Reproduce all the records below, renaming every "x-tick-label" to "x-axis-tick" and keeping everything else the same.
┌──
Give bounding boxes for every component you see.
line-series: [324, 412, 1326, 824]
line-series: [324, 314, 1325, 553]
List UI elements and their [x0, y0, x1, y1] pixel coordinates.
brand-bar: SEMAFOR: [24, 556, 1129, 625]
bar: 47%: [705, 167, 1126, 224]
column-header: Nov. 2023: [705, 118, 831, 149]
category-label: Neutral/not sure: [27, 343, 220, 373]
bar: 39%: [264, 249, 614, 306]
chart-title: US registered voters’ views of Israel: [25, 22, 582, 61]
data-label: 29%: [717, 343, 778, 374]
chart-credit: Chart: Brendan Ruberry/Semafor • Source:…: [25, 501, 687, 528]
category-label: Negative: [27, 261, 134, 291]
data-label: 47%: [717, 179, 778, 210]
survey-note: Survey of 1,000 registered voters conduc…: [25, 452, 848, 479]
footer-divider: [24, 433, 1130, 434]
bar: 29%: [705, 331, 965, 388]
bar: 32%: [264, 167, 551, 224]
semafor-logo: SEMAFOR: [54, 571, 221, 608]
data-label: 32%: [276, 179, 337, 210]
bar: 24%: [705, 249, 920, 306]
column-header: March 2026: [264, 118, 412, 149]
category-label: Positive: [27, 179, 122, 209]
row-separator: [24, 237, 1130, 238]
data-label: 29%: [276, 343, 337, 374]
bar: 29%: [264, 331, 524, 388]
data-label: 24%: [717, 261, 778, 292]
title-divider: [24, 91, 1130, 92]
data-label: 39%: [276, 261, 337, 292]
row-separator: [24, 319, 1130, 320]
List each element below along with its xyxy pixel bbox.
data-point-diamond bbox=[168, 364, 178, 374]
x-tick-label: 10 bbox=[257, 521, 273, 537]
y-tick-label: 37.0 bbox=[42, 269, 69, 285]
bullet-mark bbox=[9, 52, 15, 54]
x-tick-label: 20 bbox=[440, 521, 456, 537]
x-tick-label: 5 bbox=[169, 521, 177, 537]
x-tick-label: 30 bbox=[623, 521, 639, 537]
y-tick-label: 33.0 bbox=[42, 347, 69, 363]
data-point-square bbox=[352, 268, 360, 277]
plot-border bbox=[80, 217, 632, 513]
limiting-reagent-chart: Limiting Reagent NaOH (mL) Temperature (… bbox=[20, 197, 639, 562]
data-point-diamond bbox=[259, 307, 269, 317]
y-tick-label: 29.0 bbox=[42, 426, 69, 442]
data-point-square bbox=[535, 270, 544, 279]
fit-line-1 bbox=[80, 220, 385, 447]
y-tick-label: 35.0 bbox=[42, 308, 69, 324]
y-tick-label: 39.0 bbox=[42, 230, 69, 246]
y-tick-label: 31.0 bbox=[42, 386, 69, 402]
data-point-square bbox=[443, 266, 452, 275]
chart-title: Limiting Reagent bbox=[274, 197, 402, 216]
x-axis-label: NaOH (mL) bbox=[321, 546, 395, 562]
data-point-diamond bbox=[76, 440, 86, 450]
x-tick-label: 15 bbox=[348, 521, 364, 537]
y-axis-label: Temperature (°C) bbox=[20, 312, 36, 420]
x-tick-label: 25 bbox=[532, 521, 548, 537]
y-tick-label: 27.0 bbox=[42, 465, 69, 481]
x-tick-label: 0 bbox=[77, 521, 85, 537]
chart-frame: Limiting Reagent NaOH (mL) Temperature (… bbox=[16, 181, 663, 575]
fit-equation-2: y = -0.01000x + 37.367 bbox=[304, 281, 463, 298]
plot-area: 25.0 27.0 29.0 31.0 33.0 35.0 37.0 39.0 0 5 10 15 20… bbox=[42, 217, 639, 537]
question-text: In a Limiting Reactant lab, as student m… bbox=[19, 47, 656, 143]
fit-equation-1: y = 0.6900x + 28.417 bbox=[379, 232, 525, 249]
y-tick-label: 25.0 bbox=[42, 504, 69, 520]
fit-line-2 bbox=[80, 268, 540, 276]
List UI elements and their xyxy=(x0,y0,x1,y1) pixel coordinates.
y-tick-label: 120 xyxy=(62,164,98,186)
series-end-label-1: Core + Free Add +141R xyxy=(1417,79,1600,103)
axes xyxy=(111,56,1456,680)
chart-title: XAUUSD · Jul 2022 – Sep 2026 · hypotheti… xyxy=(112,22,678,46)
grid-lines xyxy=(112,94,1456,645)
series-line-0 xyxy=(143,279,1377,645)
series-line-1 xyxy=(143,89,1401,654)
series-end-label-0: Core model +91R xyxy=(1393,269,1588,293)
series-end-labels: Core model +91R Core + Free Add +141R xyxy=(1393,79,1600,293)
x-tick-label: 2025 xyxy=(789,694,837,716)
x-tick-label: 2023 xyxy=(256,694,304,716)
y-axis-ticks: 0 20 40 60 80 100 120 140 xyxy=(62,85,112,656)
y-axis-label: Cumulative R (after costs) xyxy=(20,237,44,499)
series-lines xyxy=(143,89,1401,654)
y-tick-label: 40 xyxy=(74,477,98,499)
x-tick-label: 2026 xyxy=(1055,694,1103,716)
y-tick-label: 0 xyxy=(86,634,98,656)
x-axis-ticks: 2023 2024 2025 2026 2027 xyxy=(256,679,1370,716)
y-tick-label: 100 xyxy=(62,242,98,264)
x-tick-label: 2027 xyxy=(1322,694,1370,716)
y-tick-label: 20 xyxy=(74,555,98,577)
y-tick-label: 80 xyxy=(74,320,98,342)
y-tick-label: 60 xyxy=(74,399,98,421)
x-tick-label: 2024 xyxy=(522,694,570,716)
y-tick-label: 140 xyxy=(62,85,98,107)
└──
• **Result for this task**:
Give bounding boxes for every component you see.
line-series: [324, 412, 1326, 824]
line-series: [324, 314, 1325, 553]
List UI elements and their [x0, y0, x1, y1] pixel coordinates.
brand-bar: SEMAFOR: [24, 556, 1129, 625]
bar: 47%: [705, 167, 1126, 224]
column-header: Nov. 2023: [705, 118, 831, 149]
category-label: Neutral/not sure: [27, 343, 220, 373]
bar: 39%: [264, 249, 614, 306]
chart-title: US registered voters’ views of Israel: [25, 22, 582, 61]
data-label: 29%: [717, 343, 778, 374]
chart-credit: Chart: Brendan Ruberry/Semafor • Source:…: [25, 501, 687, 528]
category-label: Negative: [27, 261, 134, 291]
data-label: 47%: [717, 179, 778, 210]
survey-note: Survey of 1,000 registered voters conduc…: [25, 452, 848, 479]
footer-divider: [24, 433, 1130, 434]
bar: 29%: [705, 331, 965, 388]
bar: 32%: [264, 167, 551, 224]
semafor-logo: SEMAFOR: [54, 571, 221, 608]
data-label: 32%: [276, 179, 337, 210]
bar: 24%: [705, 249, 920, 306]
column-header: March 2026: [264, 118, 412, 149]
category-label: Positive: [27, 179, 122, 209]
row-separator: [24, 237, 1130, 238]
data-label: 29%: [276, 343, 337, 374]
bar: 29%: [264, 331, 524, 388]
data-label: 24%: [717, 261, 778, 292]
title-divider: [24, 91, 1130, 92]
data-label: 39%: [276, 261, 337, 292]
row-separator: [24, 319, 1130, 320]
List each element below along with its xyxy pixel bbox.
data-point-diamond bbox=[168, 364, 178, 374]
x-axis-tick: 10 bbox=[257, 521, 273, 537]
y-tick-label: 37.0 bbox=[42, 269, 69, 285]
bullet-mark bbox=[9, 52, 15, 54]
x-axis-tick: 20 bbox=[440, 521, 456, 537]
x-axis-tick: 5 bbox=[169, 521, 177, 537]
x-axis-tick: 30 bbox=[623, 521, 639, 537]
y-tick-label: 33.0 bbox=[42, 347, 69, 363]
data-point-square bbox=[352, 268, 360, 277]
plot-border bbox=[80, 217, 632, 513]
limiting-reagent-chart: Limiting Reagent NaOH (mL) Temperature (… bbox=[20, 197, 639, 562]
data-point-diamond bbox=[259, 307, 269, 317]
y-tick-label: 29.0 bbox=[42, 426, 69, 442]
data-point-square bbox=[535, 270, 544, 279]
fit-line-1 bbox=[80, 220, 385, 447]
y-tick-label: 35.0 bbox=[42, 308, 69, 324]
y-tick-label: 39.0 bbox=[42, 230, 69, 246]
y-tick-label: 31.0 bbox=[42, 386, 69, 402]
data-point-square bbox=[443, 266, 452, 275]
chart-title: Limiting Reagent bbox=[274, 197, 402, 216]
x-axis-label: NaOH (mL) bbox=[321, 546, 395, 562]
data-point-diamond bbox=[76, 440, 86, 450]
x-axis-tick: 15 bbox=[348, 521, 364, 537]
y-axis-label: Temperature (°C) bbox=[20, 312, 36, 420]
x-axis-tick: 25 bbox=[532, 521, 548, 537]
y-tick-label: 27.0 bbox=[42, 465, 69, 481]
x-axis-tick: 0 bbox=[77, 521, 85, 537]
chart-frame: Limiting Reagent NaOH (mL) Temperature (… bbox=[16, 181, 663, 575]
fit-equation-2: y = -0.01000x + 37.367 bbox=[304, 281, 463, 298]
plot-area: 25.0 27.0 29.0 31.0 33.0 35.0 37.0 39.0 0 5 10 15 20… bbox=[42, 217, 639, 537]
question-text: In a Limiting Reactant lab, as student m… bbox=[19, 47, 656, 143]
fit-equation-1: y = 0.6900x + 28.417 bbox=[379, 232, 525, 249]
y-tick-label: 25.0 bbox=[42, 504, 69, 520]
fit-line-2 bbox=[80, 268, 540, 276]
List UI elements and their xyxy=(x0,y0,x1,y1) pixel coordinates.
y-tick-label: 120 xyxy=(62,164,98,186)
series-end-label-1: Core + Free Add +141R xyxy=(1417,79,1600,103)
axes xyxy=(111,56,1456,680)
chart-title: XAUUSD · Jul 2022 – Sep 2026 · hypotheti… xyxy=(112,22,678,46)
grid-lines xyxy=(112,94,1456,645)
series-line-0 xyxy=(143,279,1377,645)
series-line-1 xyxy=(143,89,1401,654)
series-end-label-0: Core model +91R xyxy=(1393,269,1588,293)
series-end-labels: Core model +91R Core + Free Add +141R xyxy=(1393,79,1600,293)
x-axis-tick: 2025 xyxy=(789,694,837,716)
x-axis-tick: 2023 xyxy=(256,694,304,716)
y-axis-ticks: 0 20 40 60 80 100 120 140 xyxy=(62,85,112,656)
y-axis-label: Cumulative R (after costs) xyxy=(20,237,44,499)
series-lines xyxy=(143,89,1401,654)
y-tick-label: 40 xyxy=(74,477,98,499)
x-axis-tick: 2026 xyxy=(1055,694,1103,716)
y-tick-label: 0 xyxy=(86,634,98,656)
x-axis-ticks: 2023 2024 2025 2026 2027 xyxy=(256,679,1370,716)
y-tick-label: 100 xyxy=(62,242,98,264)
x-axis-tick: 2027 xyxy=(1322,694,1370,716)
y-tick-label: 20 xyxy=(74,555,98,577)
y-tick-label: 80 xyxy=(74,320,98,342)
y-tick-label: 60 xyxy=(74,399,98,421)
x-axis-tick: 2024 xyxy=(522,694,570,716)
y-tick-label: 140 xyxy=(62,85,98,107)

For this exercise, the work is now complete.